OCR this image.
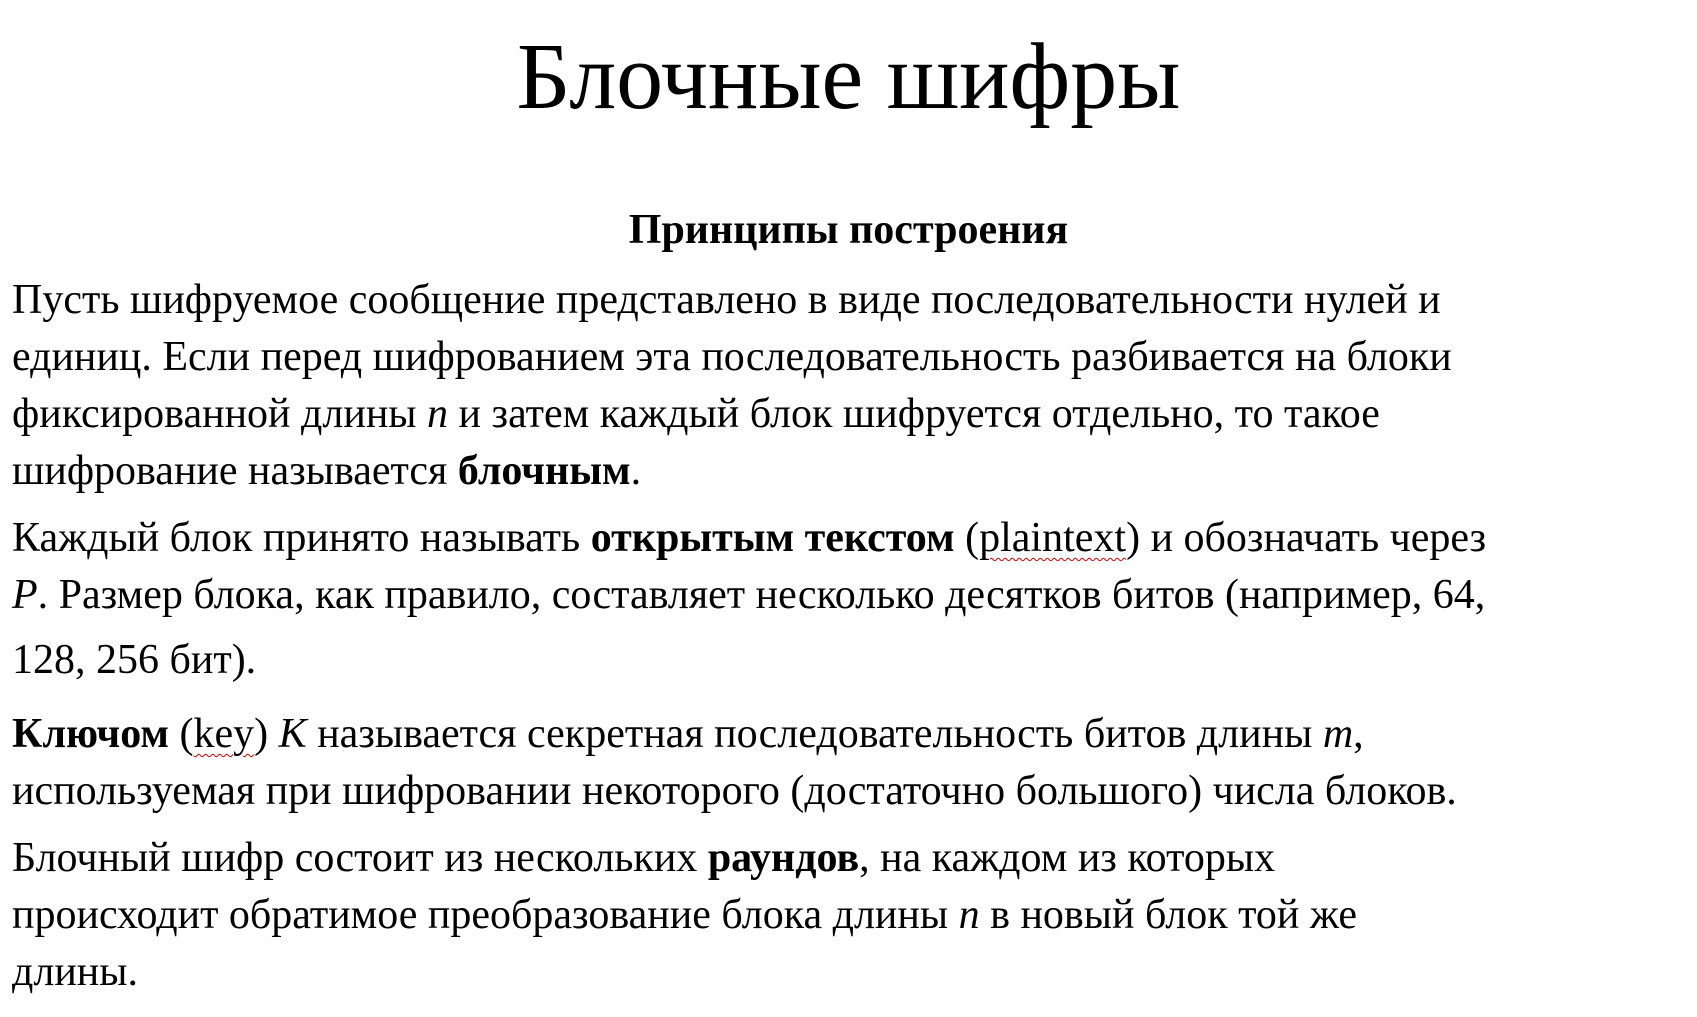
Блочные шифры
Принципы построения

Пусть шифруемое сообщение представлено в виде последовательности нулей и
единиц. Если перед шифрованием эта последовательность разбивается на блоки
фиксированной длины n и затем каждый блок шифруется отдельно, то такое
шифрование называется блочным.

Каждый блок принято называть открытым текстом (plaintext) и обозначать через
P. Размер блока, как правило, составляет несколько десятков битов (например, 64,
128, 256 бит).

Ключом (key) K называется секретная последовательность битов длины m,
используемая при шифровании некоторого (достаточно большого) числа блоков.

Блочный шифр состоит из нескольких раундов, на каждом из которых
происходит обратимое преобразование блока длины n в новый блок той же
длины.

::::

(Aim): Locate the string "битов" in the listing above and copy every line where it occurs.

(Answer to this exercise):
P. Размер блока, как правило, составляет несколько десятков битов (например, 64,
Ключом (key) K называется секретная последовательность битов длины m,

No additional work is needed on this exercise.